Stated problem: What is needed here is an exact copy of every entry.

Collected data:
begin

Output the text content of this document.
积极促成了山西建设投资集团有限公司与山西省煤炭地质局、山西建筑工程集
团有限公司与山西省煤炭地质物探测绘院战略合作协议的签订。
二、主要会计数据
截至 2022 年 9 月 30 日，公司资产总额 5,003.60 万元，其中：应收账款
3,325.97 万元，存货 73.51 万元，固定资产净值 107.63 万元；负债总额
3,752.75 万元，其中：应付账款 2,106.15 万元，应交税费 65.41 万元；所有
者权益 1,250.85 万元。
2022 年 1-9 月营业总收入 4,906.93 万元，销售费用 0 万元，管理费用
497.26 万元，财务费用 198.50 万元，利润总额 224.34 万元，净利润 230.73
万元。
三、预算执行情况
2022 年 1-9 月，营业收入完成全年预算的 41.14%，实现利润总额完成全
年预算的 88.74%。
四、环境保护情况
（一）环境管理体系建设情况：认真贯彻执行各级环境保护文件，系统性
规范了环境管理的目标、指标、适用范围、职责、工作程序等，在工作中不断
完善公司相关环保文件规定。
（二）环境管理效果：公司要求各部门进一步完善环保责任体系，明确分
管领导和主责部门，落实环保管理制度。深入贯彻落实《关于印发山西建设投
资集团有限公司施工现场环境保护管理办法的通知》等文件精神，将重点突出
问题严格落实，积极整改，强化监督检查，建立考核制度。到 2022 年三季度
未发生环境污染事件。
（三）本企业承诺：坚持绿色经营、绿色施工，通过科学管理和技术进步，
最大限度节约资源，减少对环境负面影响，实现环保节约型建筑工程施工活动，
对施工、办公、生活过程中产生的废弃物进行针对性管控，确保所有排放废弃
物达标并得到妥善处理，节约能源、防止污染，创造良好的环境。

end

Worked solution:
Output the text content of this document.
积极促成了山西建设投资集团有限公司与山西省煤炭地质局、山西建筑工程集
团有限公司与山西省煤炭地质物探测绘院战略合作协议的签订。
二、主要会计数据
截至 2022 年 9 月 30 日，公司资产总额 5,003.60 万元，其中：应收账款
3,325.97 万元，存货 73.51 万元，固定资产净值 107.63 万元；负债总额
3,752.75 万元，其中：应付账款 2,106.15 万元，应交税费 65.41 万元；所有
者权益 1,250.85 万元。
2022 年 1-9 月营业总收入 4,906.93 万元，销售费用 0 万元，管理费用
497.26 万元，财务费用 198.50 万元，利润总额 224.34 万元，净利润 230.73
万元。
三、预算执行情况
2022 年 1-9 月，营业收入完成全年预算的 41.14%，实现利润总额完成全
年预算的 88.74%。
四、环境保护情况
（一）环境管理体系建设情况：认真贯彻执行各级环境保护文件，系统性
规范了环境管理的目标、指标、适用范围、职责、工作程序等，在工作中不断
完善公司相关环保文件规定。
（二）环境管理效果：公司要求各部门进一步完善环保责任体系，明确分
管领导和主责部门，落实环保管理制度。深入贯彻落实《关于印发山西建设投
资集团有限公司施工现场环境保护管理办法的通知》等文件精神，将重点突出
问题严格落实，积极整改，强化监督检查，建立考核制度。到 2022 年三季度
未发生环境污染事件。
（三）本企业承诺：坚持绿色经营、绿色施工，通过科学管理和技术进步，
最大限度节约资源，减少对环境负面影响，实现环保节约型建筑工程施工活动，
对施工、办公、生活过程中产生的废弃物进行针对性管控，确保所有排放废弃
物达标并得到妥善处理，节约能源、防止污染，创造良好的环境。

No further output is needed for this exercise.